**Directions:**
Copy the records between the lines holding "sidebar-item-label: Audience xyxy=(29,79,75,92)" and "breadcrumb-separator: / xyxy=(141,3,145,15)", inclusive, exactly as they appear.

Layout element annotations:
--- begin ---
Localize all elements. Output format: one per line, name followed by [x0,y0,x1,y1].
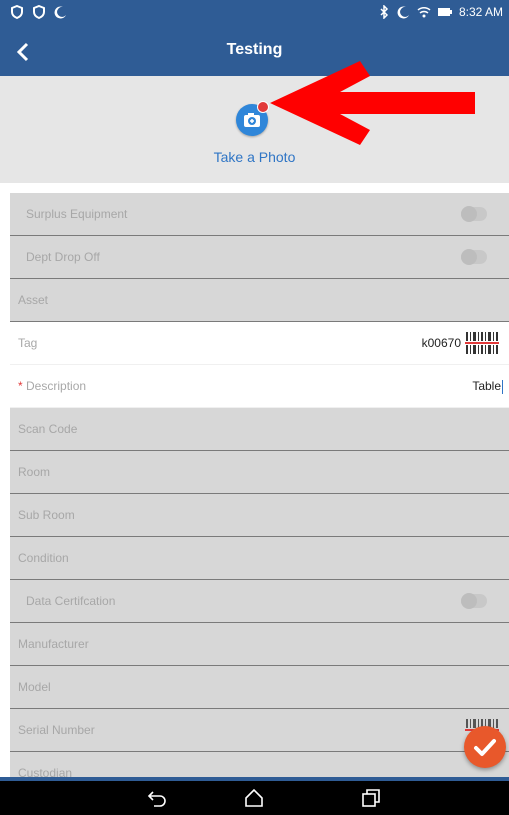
checkmark-icon [474,739,496,756]
recents-nav-icon[interactable] [360,787,382,809]
sub-room-label: Sub Room [18,508,75,522]
separator [0,183,509,193]
bluetooth-icon [380,5,389,19]
form-row-manufacturer: Manufacturer [10,623,509,666]
condition-label: Condition [18,551,69,565]
status-right-icons: 8:32 AM [377,5,503,19]
notification-dot [257,101,269,113]
form-row-room: Room [10,451,509,494]
data-certification-toggle[interactable] [461,593,487,609]
asset-form: Surplus Equipment Dept Drop Off Asset Ta… [10,193,509,795]
description-input[interactable]: Table [472,379,503,394]
form-row-model: Model [10,666,509,709]
form-row-condition: Condition [10,537,509,580]
tag-label: Tag [18,336,38,350]
shield-icon [11,5,23,19]
room-label: Room [18,465,51,479]
form-row-asset: Asset [10,279,509,322]
barcode-scan-icon[interactable] [465,330,499,356]
wifi-icon [417,6,431,18]
status-bar: 8:32 AM [0,0,509,28]
serial-number-label: Serial Number [18,723,95,737]
system-nav-bar [0,781,509,815]
form-row-scan-code: Scan Code [10,408,509,451]
status-time: 8:32 AM [458,5,503,19]
form-row-tag[interactable]: Tag k00670 [10,322,509,365]
model-label: Model [18,680,51,694]
take-photo-label[interactable]: Take a Photo [0,149,509,165]
dept-drop-off-label: Dept Drop Off [26,250,100,264]
form-row-data-certification: Data Certifcation [10,580,509,623]
form-row-surplus-equipment: Surplus Equipment [10,193,509,236]
scan-code-label: Scan Code [18,422,78,436]
back-nav-icon[interactable] [146,787,168,809]
save-check-button[interactable] [464,726,506,768]
status-left-icons [10,5,68,19]
battery-icon [437,8,452,16]
form-row-serial-number: Serial Number [10,709,509,752]
data-certification-label: Data Certifcation [26,594,116,608]
form-row-description[interactable]: * Description Table [10,365,509,408]
tag-value[interactable]: k00670 [422,336,461,350]
description-label: * Description [18,379,87,393]
surplus-equipment-label: Surplus Equipment [26,207,128,221]
form-row-sub-room: Sub Room [10,494,509,537]
form-row-dept-drop-off: Dept Drop Off [10,236,509,279]
asset-label: Asset [18,293,49,307]
moon-icon [54,6,66,19]
surplus-equipment-toggle[interactable] [461,206,487,222]
manufacturer-label: Manufacturer [18,637,89,651]
home-nav-icon[interactable] [243,787,265,809]
red-arrow-icon [270,61,475,145]
dept-drop-off-toggle[interactable] [461,249,487,265]
moon-icon [397,6,409,19]
shield-icon [33,5,45,19]
take-photo-button[interactable] [236,101,269,136]
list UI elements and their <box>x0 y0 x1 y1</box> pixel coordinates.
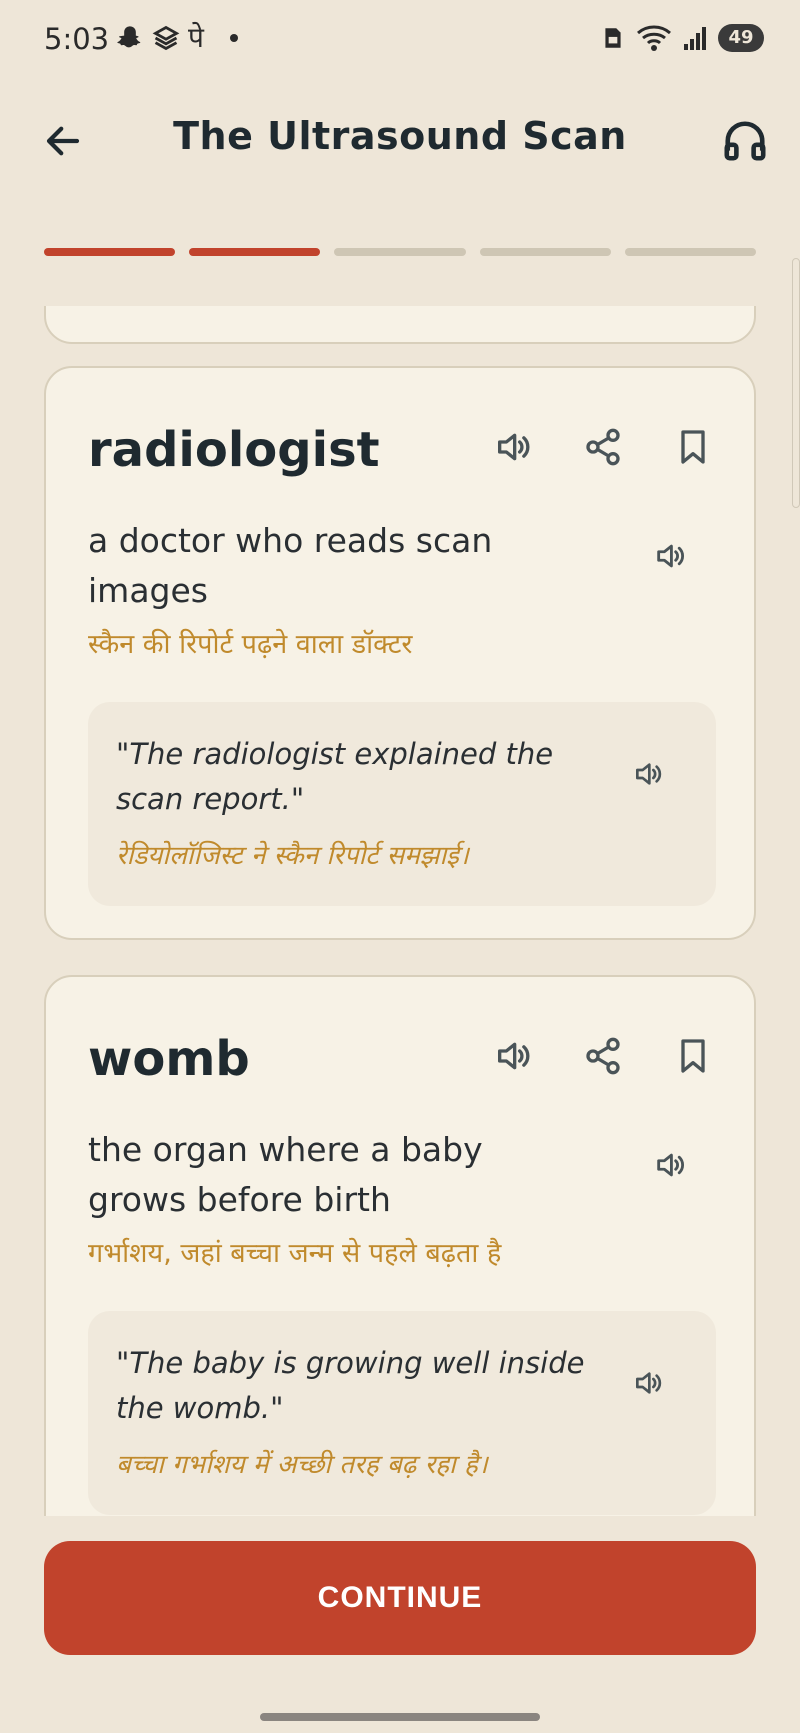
wifi-icon <box>637 25 671 51</box>
bookmark-icon <box>681 1039 705 1073</box>
play-example-button[interactable] <box>630 1365 666 1401</box>
progress-step <box>44 248 176 256</box>
status-time: 5:03 <box>44 22 110 56</box>
speaker-icon <box>657 544 684 568</box>
example-sentence-hindi: रेडियोलॉजिस्ट ने स्कैन रिपोर्ट समझाई। <box>116 841 469 871</box>
example-sentence: "The baby is growing well inside the wom… <box>116 1346 585 1425</box>
share-icon <box>586 1037 620 1075</box>
bookmark-icon <box>681 430 705 464</box>
share-word-button[interactable] <box>582 1035 624 1077</box>
listen-button[interactable] <box>716 112 774 170</box>
speaker-icon <box>636 1372 662 1394</box>
lesson-progress <box>44 248 757 256</box>
status-right-icons: 49 <box>600 24 764 52</box>
progress-step <box>624 248 757 256</box>
sim-icon <box>605 28 621 48</box>
phonepe-icon: पे <box>188 21 204 54</box>
home-indicator[interactable] <box>260 1713 540 1721</box>
word-actions <box>492 426 714 468</box>
share-word-button[interactable] <box>582 426 624 468</box>
bookmark-word-button[interactable] <box>672 426 714 468</box>
speaker-icon <box>657 1153 684 1177</box>
notification-dot <box>229 34 238 42</box>
progress-step <box>334 248 466 256</box>
header: The Ultrasound Scan <box>0 96 800 186</box>
share-icon <box>586 428 620 466</box>
speaker-icon <box>498 1042 530 1070</box>
snapchat-icon <box>117 26 141 48</box>
vocab-word: womb <box>88 1031 250 1087</box>
vocab-definition-hindi: स्कैन की रिपोर्ट पढ़ने वाला डॉक्टर <box>88 629 413 660</box>
battery-indicator: 49 <box>718 24 764 52</box>
continue-button[interactable]: CONTINUE <box>44 1541 756 1655</box>
play-example-button[interactable] <box>630 756 666 792</box>
vocab-card: radiologist a doctor who reads scan imag… <box>44 366 756 940</box>
example-box: "The radiologist explained the scan repo… <box>88 702 716 906</box>
vocab-definition: the organ where a baby grows before birt… <box>88 1130 483 1219</box>
vocab-card: womb the organ where a baby grows before… <box>44 975 756 1516</box>
progress-step <box>479 248 611 256</box>
example-box: "The baby is growing well inside the wom… <box>88 1311 716 1515</box>
play-definition-button[interactable] <box>650 1145 690 1185</box>
word-actions <box>492 1035 714 1077</box>
vocab-word: radiologist <box>88 422 380 478</box>
play-word-button[interactable] <box>492 426 534 468</box>
bookmark-word-button[interactable] <box>672 1035 714 1077</box>
vocab-definition: a doctor who reads scan images <box>88 521 493 610</box>
example-sentence-hindi: बच्चा गर्भाशय में अच्छी तरह बढ़ रहा है। <box>116 1450 488 1480</box>
status-left-icons: पे <box>116 24 238 52</box>
status-bar: 5:03 पे 49 <box>0 0 800 84</box>
vocab-card-previous <box>44 306 756 344</box>
page-title: The Ultrasound Scan <box>173 114 627 158</box>
vocabulary-list[interactable]: radiologist a doctor who reads scan imag… <box>0 306 800 1516</box>
example-sentence: "The radiologist explained the scan repo… <box>116 737 554 816</box>
play-word-button[interactable] <box>492 1035 534 1077</box>
play-definition-button[interactable] <box>650 536 690 576</box>
signal-icon <box>684 27 706 50</box>
progress-step <box>189 248 321 256</box>
stack-icon <box>152 25 180 51</box>
speaker-icon <box>498 433 530 461</box>
headphones-icon <box>724 121 766 161</box>
speaker-icon <box>636 763 662 785</box>
vocab-definition-hindi: गर्भाशय, जहां बच्चा जन्म से पहले बढ़ता ह… <box>88 1238 502 1269</box>
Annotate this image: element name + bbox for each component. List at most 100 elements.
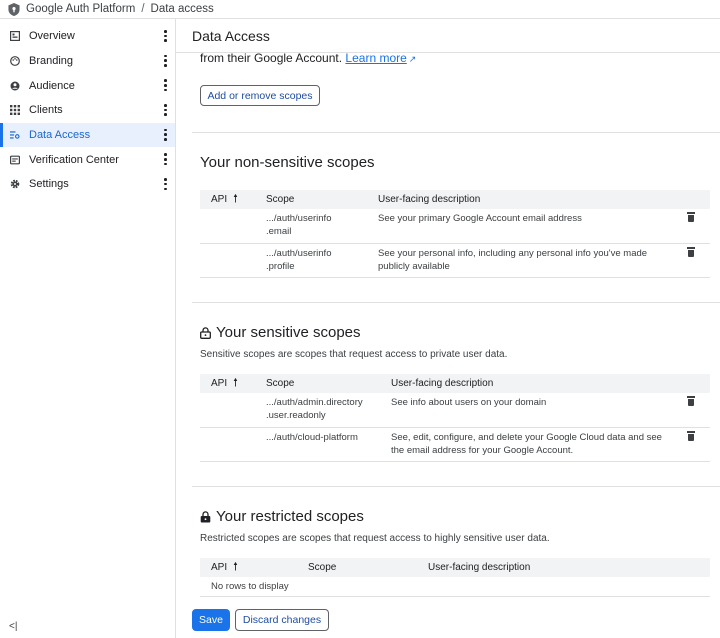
sidebar-item-label: Audience xyxy=(29,79,75,92)
column-api-label: API xyxy=(211,194,228,205)
description-text: See your primary Google Account email ad… xyxy=(378,213,582,224)
delete-icon[interactable] xyxy=(686,396,695,406)
restricted-title: Your restricted scopes xyxy=(200,508,364,525)
sensitive-subtitle: Sensitive scopes are scopes that request… xyxy=(200,349,508,360)
add-remove-scopes-button[interactable]: Add or remove scopes xyxy=(200,85,320,106)
non-sensitive-table: API 🠕 Scope User-facing description .../a… xyxy=(200,190,710,278)
more-vert-icon[interactable] xyxy=(164,104,167,117)
table-row: No rows to display xyxy=(200,577,710,597)
intro-text: from their Google Account. Learn more ↗ xyxy=(200,51,416,65)
sidebar-item-overview[interactable]: Overview xyxy=(0,24,175,49)
sidebar-item-settings[interactable]: Settings xyxy=(0,172,175,197)
sidebar-item-clients[interactable]: Clients xyxy=(0,98,175,123)
more-vert-icon[interactable] xyxy=(164,54,167,67)
external-link-icon: ↗ xyxy=(408,54,417,64)
sidebar-item-data-access[interactable]: Data Access xyxy=(0,122,175,148)
description-text: See info about users on your domain xyxy=(391,397,547,408)
column-scope: Scope xyxy=(266,190,378,209)
data-access-icon xyxy=(10,130,20,140)
description-text: See, edit, configure, and delete your Go… xyxy=(391,431,662,443)
description-cell: See, edit, configure, and delete your Go… xyxy=(391,427,671,462)
scope-text: .profile xyxy=(266,260,295,272)
lock-open-icon xyxy=(200,326,211,339)
scope-text: .user.readonly xyxy=(266,410,326,421)
verification-icon xyxy=(10,155,20,165)
intro-label: from their Google Account. xyxy=(200,51,343,65)
sidebar-item-label: Settings xyxy=(29,178,69,191)
breadcrumb-separator: / xyxy=(141,3,145,15)
table-row: .../auth/admin.directory .user.readonly S… xyxy=(200,393,710,428)
column-api[interactable]: API 🠕 xyxy=(200,558,308,577)
column-scope: Scope xyxy=(308,558,428,577)
description-cell: See your personal info, including any pe… xyxy=(378,243,671,278)
column-description: User-facing description xyxy=(378,190,671,209)
more-vert-icon[interactable] xyxy=(164,30,167,42)
description-cell: See info about users on your domain xyxy=(391,393,671,428)
sidebar-item-verification-center[interactable]: Verification Center xyxy=(0,147,175,172)
overview-icon xyxy=(10,31,20,42)
restricted-title-text: Your restricted scopes xyxy=(216,508,364,525)
page-title: Data Access xyxy=(192,28,270,44)
sidebar-item-label: Verification Center xyxy=(29,153,119,166)
scope-text: .email xyxy=(266,226,292,237)
learn-more-link[interactable]: Learn more xyxy=(345,51,406,65)
lock-icon xyxy=(200,510,211,522)
description-cell: See your primary Google Account email ad… xyxy=(378,209,671,244)
more-vert-icon[interactable] xyxy=(164,178,167,191)
breadcrumb-current: Data access xyxy=(150,3,214,15)
scope-cell: .../auth/admin.directory .user.readonly xyxy=(266,393,391,428)
table-header: API 🠕 Scope User-facing description xyxy=(200,190,710,209)
scope-text: .../auth/admin.directory xyxy=(266,397,363,408)
breadcrumb: Google Auth Platform / Data access xyxy=(0,0,720,19)
column-description: User-facing description xyxy=(391,374,671,393)
scope-text: .../auth/userinfo xyxy=(266,247,332,259)
sidebar-item-label: Clients xyxy=(29,104,63,117)
sensitive-table: API 🠕 Scope User-facing description .../a… xyxy=(200,374,710,462)
sidebar-item-branding[interactable]: Branding xyxy=(0,49,175,74)
sensitive-title-text: Your sensitive scopes xyxy=(216,324,361,341)
column-api[interactable]: API 🠕 xyxy=(200,190,266,209)
scope-cell: .../auth/cloud-platform xyxy=(266,427,391,462)
more-vert-icon[interactable] xyxy=(164,79,167,92)
column-actions xyxy=(671,190,710,209)
scope-text: .../auth/cloud-platform xyxy=(266,431,358,443)
column-description: User-facing description xyxy=(428,558,710,577)
column-scope: Scope xyxy=(266,374,391,393)
save-button[interactable]: Save xyxy=(192,609,230,631)
main-content: Data Access from their Google Account. L… xyxy=(176,19,720,638)
person-icon xyxy=(10,81,20,91)
gear-icon xyxy=(10,179,20,189)
table-row: .../auth/userinfo .email See your primary… xyxy=(200,209,710,244)
sort-arrow-up-icon[interactable]: 🠕 xyxy=(233,558,238,577)
column-actions xyxy=(671,374,710,393)
sidebar-item-label: Overview xyxy=(29,30,75,43)
column-api[interactable]: API 🠕 xyxy=(200,374,266,393)
restricted-table: API 🠕 Scope User-facing description No ro… xyxy=(200,558,710,597)
sort-arrow-up-icon[interactable]: 🠕 xyxy=(233,374,238,393)
more-vert-icon[interactable] xyxy=(164,128,167,141)
description-text: See your personal info, including any pe… xyxy=(378,247,648,259)
column-api-label: API xyxy=(211,378,228,389)
discard-changes-button[interactable]: Discard changes xyxy=(235,609,329,631)
table-header: API 🠕 Scope User-facing description xyxy=(200,374,710,393)
breadcrumb-app[interactable]: Google Auth Platform xyxy=(26,3,135,15)
sort-arrow-up-icon[interactable]: 🠕 xyxy=(233,190,238,209)
sidebar-item-audience[interactable]: Audience xyxy=(0,73,175,98)
table-row: .../auth/userinfo .profile See your perso… xyxy=(200,243,710,278)
sidebar-item-label: Branding xyxy=(29,55,74,68)
description-text: publicly available xyxy=(378,260,450,272)
more-vert-icon[interactable] xyxy=(164,153,167,166)
palette-icon xyxy=(10,56,20,66)
table-row: .../auth/cloud-platform See, edit, confi… xyxy=(200,427,710,462)
delete-icon[interactable] xyxy=(686,430,695,441)
shield-icon xyxy=(8,2,20,16)
sidebar: Overview Branding Audience Clients Data … xyxy=(0,19,176,638)
scope-cell: .../auth/userinfo .profile xyxy=(266,243,378,278)
sensitive-title: Your sensitive scopes xyxy=(200,324,361,341)
table-header: API 🠕 Scope User-facing description xyxy=(200,558,710,577)
scope-cell: .../auth/userinfo .email xyxy=(266,209,378,244)
collapse-sidebar-icon[interactable]: <| xyxy=(9,621,17,632)
non-sensitive-title: Your non-sensitive scopes xyxy=(200,154,375,171)
delete-icon[interactable] xyxy=(686,246,695,257)
delete-icon[interactable] xyxy=(686,212,695,222)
--- end ---
**Result of the exercise:**
sidebar-item-label: Audience xyxy=(29,79,75,92)
column-api-label: API xyxy=(211,194,228,205)
description-text: See your primary Google Account email ad… xyxy=(378,213,582,224)
delete-icon[interactable] xyxy=(686,396,695,406)
restricted-title: Your restricted scopes xyxy=(200,508,364,525)
sensitive-subtitle: Sensitive scopes are scopes that request… xyxy=(200,349,508,360)
add-remove-scopes-button[interactable]: Add or remove scopes xyxy=(200,85,320,106)
non-sensitive-table: API 🠕 Scope User-facing description .../a… xyxy=(200,190,710,278)
more-vert-icon[interactable] xyxy=(164,104,167,117)
table-row: No rows to display xyxy=(200,577,710,597)
intro-text: from their Google Account. Learn more ↗ xyxy=(200,51,416,65)
sidebar-item-overview[interactable]: Overview xyxy=(0,24,175,49)
sidebar-item-settings[interactable]: Settings xyxy=(0,172,175,197)
sidebar-item-clients[interactable]: Clients xyxy=(0,98,175,123)
more-vert-icon[interactable] xyxy=(164,54,167,67)
external-link-icon: ↗ xyxy=(408,54,417,64)
sidebar-item-data-access[interactable]: Data Access xyxy=(0,122,175,148)
description-text: See info about users on your domain xyxy=(391,397,547,408)
column-scope: Scope xyxy=(266,190,378,209)
data-access-icon xyxy=(10,130,20,140)
description-text: See, edit, configure, and delete your Go… xyxy=(391,431,662,443)
description-cell: See, edit, configure, and delete your Go… xyxy=(391,427,671,462)
scope-text: .profile xyxy=(266,260,295,272)
lock-open-icon xyxy=(200,326,211,339)
scope-text: .user.readonly xyxy=(266,410,326,421)
verification-icon xyxy=(10,155,20,165)
intro-label: from their Google Account. xyxy=(200,51,343,65)
sidebar-item-label: Settings xyxy=(29,178,69,191)
breadcrumb-separator: / xyxy=(141,3,145,15)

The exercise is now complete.